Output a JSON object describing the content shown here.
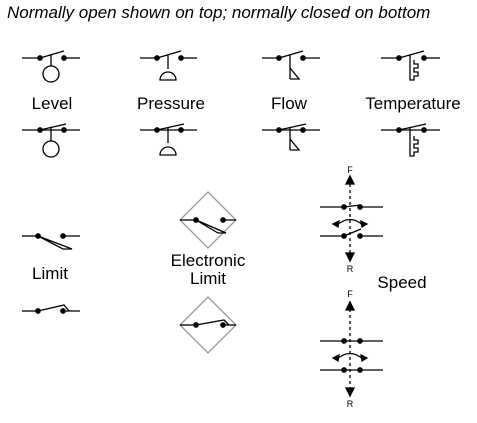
{
  "caption": "Normally open shown on top; normally closed on bottom",
  "labels": {
    "level": "Level",
    "pressure": "Pressure",
    "flow": "Flow",
    "temperature": "Temperature",
    "limit": "Limit",
    "electronic_limit_line1": "Electronic",
    "electronic_limit_line2": "Limit",
    "speed": "Speed"
  },
  "speed_marks": {
    "forward": "F",
    "reverse": "R"
  }
}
---
EXERCISE PROMPT:
Repeat each record exactly, with the pictures left out.

COMPLETED EXERCISE:
Output a JSON object describing the content shown here.
{
  "caption": "Normally open shown on top; normally closed on bottom",
  "labels": {
    "level": "Level",
    "pressure": "Pressure",
    "flow": "Flow",
    "temperature": "Temperature",
    "limit": "Limit",
    "electronic_limit_line1": "Electronic",
    "electronic_limit_line2": "Limit",
    "speed": "Speed"
  },
  "speed_marks": {
    "forward": "F",
    "reverse": "R"
  }
}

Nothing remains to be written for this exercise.